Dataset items
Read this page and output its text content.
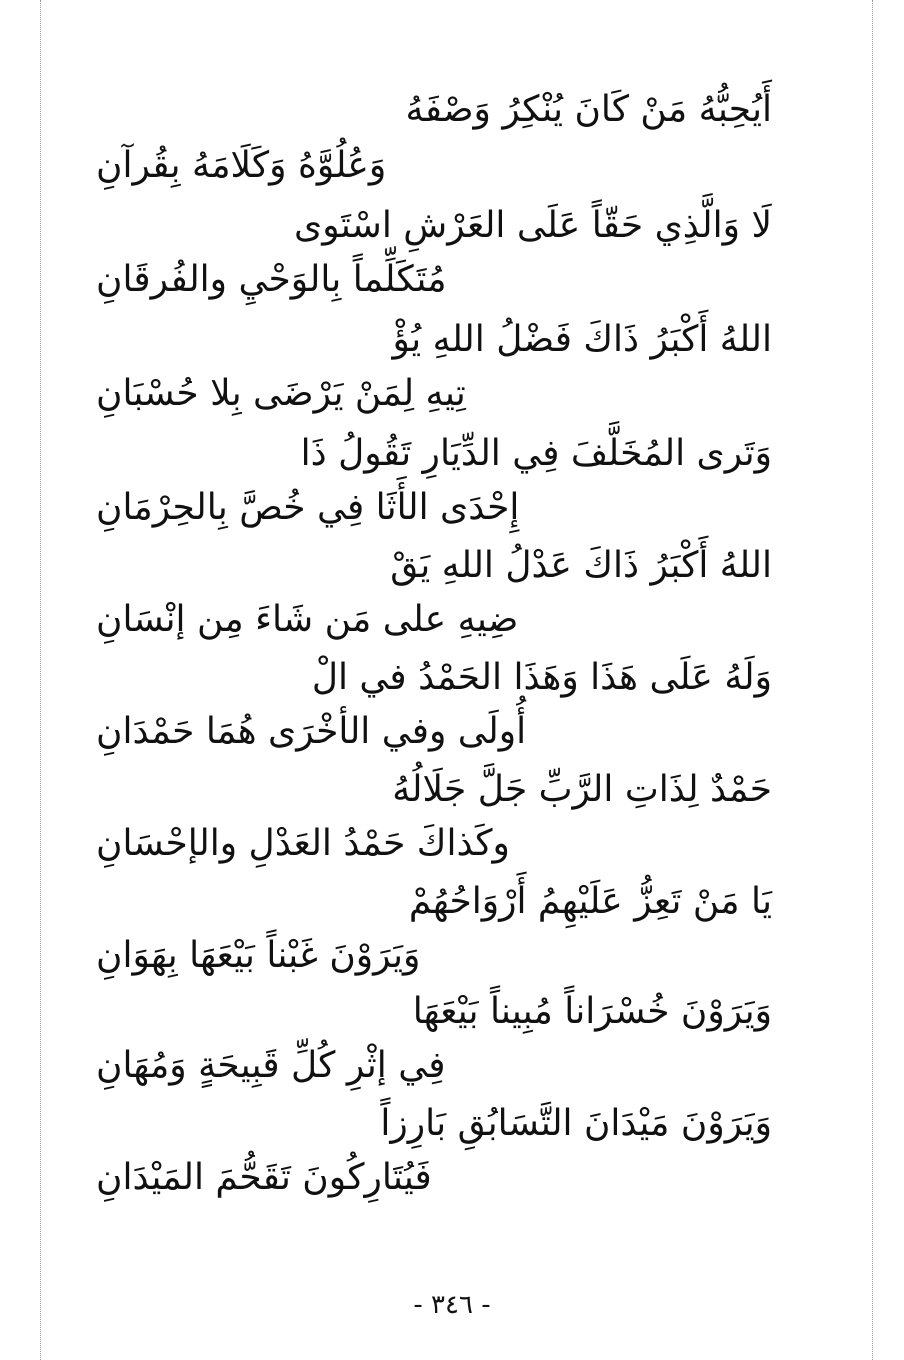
أَيُحِبُّهُ مَنْ كَانَ يُنْكِرُ وَصْفَهُ
وَعُلُوَّهُ وَكَلَامَهُ بِقُرآنِ
لَا وَالَّذِي حَقّاً عَلَى العَرْشِ اسْتَوى
مُتَكَلِّماً بِالوَحْيِ والفُرقَانِ
اللهُ أَكْبَرُ ذَاكَ فَضْلُ اللهِ يُؤْ
تِيهِ لِمَنْ يَرْضَى بِلا حُسْبَانِ
وَتَرى المُخَلَّفَ فِي الدِّيَارِ تَقُولُ ذَا
إِحْدَى الأَثَا فِي خُصَّ بِالحِرْمَانِ
اللهُ أَكْبَرُ ذَاكَ عَدْلُ اللهِ يَقْ
ضِيهِ على مَن شَاءَ مِن إنْسَانِ
وَلَهُ عَلَى هَذَا وَهَذَا الحَمْدُ في الْ
أُولَى وفي الأخْرَى هُمَا حَمْدَانِ
حَمْدٌ لِذَاتِ الرَّبِّ جَلَّ جَلَالُهُ
وكَذاكَ حَمْدُ العَدْلِ والإحْسَانِ
يَا مَنْ تَعِزُّ عَلَيْهِمُ أَرْوَاحُهُمْ
وَيَرَوْنَ غَبْناً بَيْعَهَا بِهَوَانِ
وَيَرَوْنَ خُسْرَاناً مُبِيناً بَيْعَهَا
فِي إثْرِ كُلِّ قَبِيحَةٍ وَمُهَانِ
وَيَرَوْنَ مَيْدَانَ التَّسَابُقِ بَارِزاً
فَيُتَارِكُونَ تَقَحُّمَ المَيْدَانِ
- ٣٤٦ -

- **PROBLEM STATEMENT**
From the listing, copy each line containing the word "الله".

- **TASK SOLUTION**
اللهُ أَكْبَرُ ذَاكَ فَضْلُ اللهِ يُؤْ
اللهُ أَكْبَرُ ذَاكَ عَدْلُ اللهِ يَقْ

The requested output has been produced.